* **EXERCISE**
Drop the pictures from the entries below, then reproduce the rest exactly.

* **MATERIAL SUPPLIED**

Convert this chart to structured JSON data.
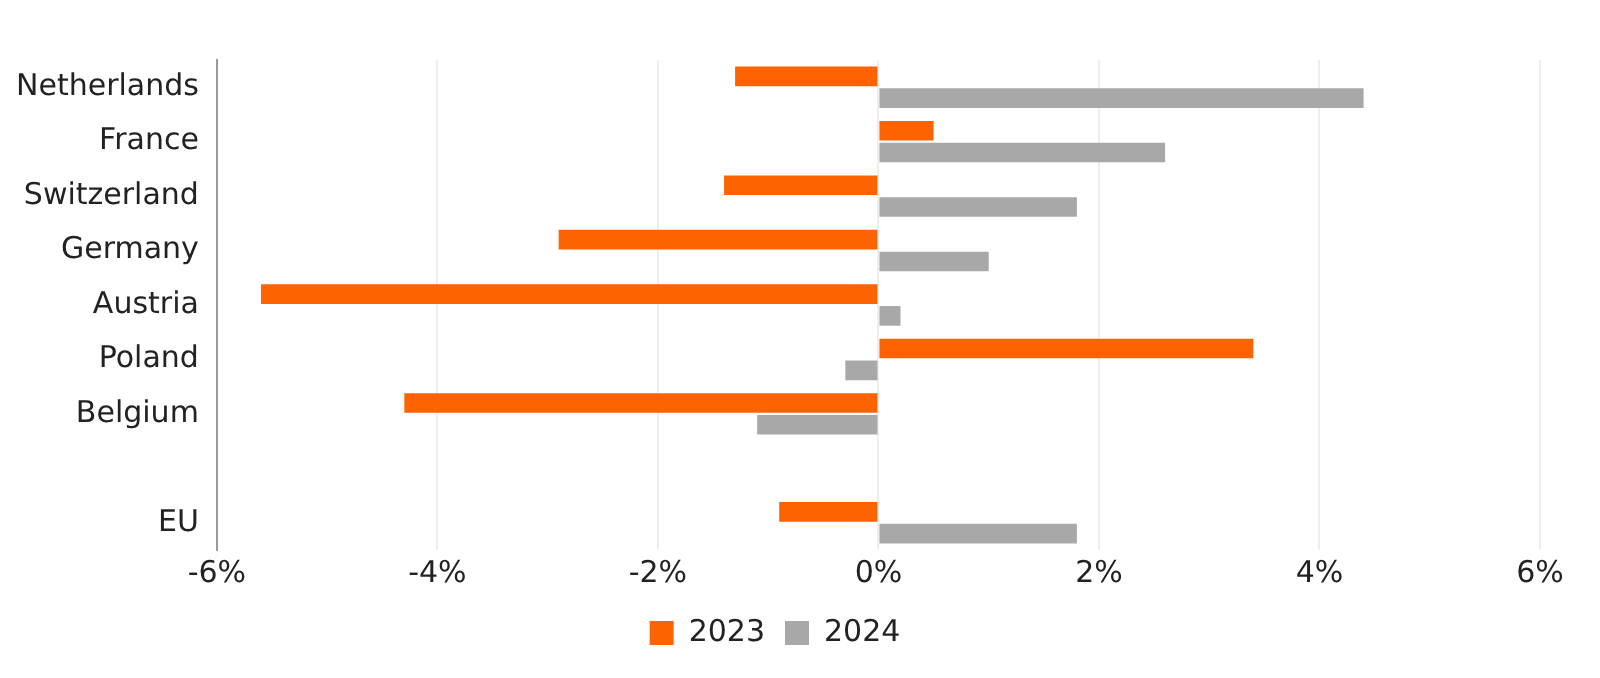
{
  "chart_data": {
    "type": "bar",
    "orientation": "horizontal",
    "categories": [
      "Netherlands",
      "France",
      "Switzerland",
      "Germany",
      "Austria",
      "Poland",
      "Belgium",
      null,
      "EU"
    ],
    "series": [
      {
        "name": "2023",
        "color": "#ff6200",
        "values": [
          -1.3,
          0.5,
          -1.4,
          -2.9,
          -5.6,
          3.4,
          -4.3,
          null,
          -0.9
        ]
      },
      {
        "name": "2024",
        "color": "#a8a8a8",
        "values": [
          4.4,
          2.6,
          1.8,
          1.0,
          0.2,
          -0.3,
          -1.1,
          null,
          1.8
        ]
      }
    ],
    "xlim": [
      -6,
      6
    ],
    "xticks": [
      {
        "value": -6,
        "label": "-6%"
      },
      {
        "value": -4,
        "label": "-4%"
      },
      {
        "value": -2,
        "label": "-2%"
      },
      {
        "value": 0,
        "label": "0%"
      },
      {
        "value": 2,
        "label": "2%"
      },
      {
        "value": 4,
        "label": "4%"
      },
      {
        "value": 6,
        "label": "6%"
      }
    ],
    "grid": "x",
    "legend": "bottom"
  }
}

* **OUTPUT**
Convert this chart to structured JSON data.
{
  "chart_data": {
    "type": "bar",
    "orientation": "horizontal",
    "categories": [
      "Netherlands",
      "France",
      "Switzerland",
      "Germany",
      "Austria",
      "Poland",
      "Belgium",
      null,
      "EU"
    ],
    "series": [
      {
        "name": "2023",
        "color": "#ff6200",
        "values": [
          -1.3,
          0.5,
          -1.4,
          -2.9,
          -5.6,
          3.4,
          -4.3,
          null,
          -0.9
        ]
      },
      {
        "name": "2024",
        "color": "#a8a8a8",
        "values": [
          4.4,
          2.6,
          1.8,
          1.0,
          0.2,
          -0.3,
          -1.1,
          null,
          1.8
        ]
      }
    ],
    "xlim": [
      -6,
      6
    ],
    "xticks": [
      {
        "value": -6,
        "label": "-6%"
      },
      {
        "value": -4,
        "label": "-4%"
      },
      {
        "value": -2,
        "label": "-2%"
      },
      {
        "value": 0,
        "label": "0%"
      },
      {
        "value": 2,
        "label": "2%"
      },
      {
        "value": 4,
        "label": "4%"
      },
      {
        "value": 6,
        "label": "6%"
      }
    ],
    "grid": "x",
    "legend": "bottom"
  }
}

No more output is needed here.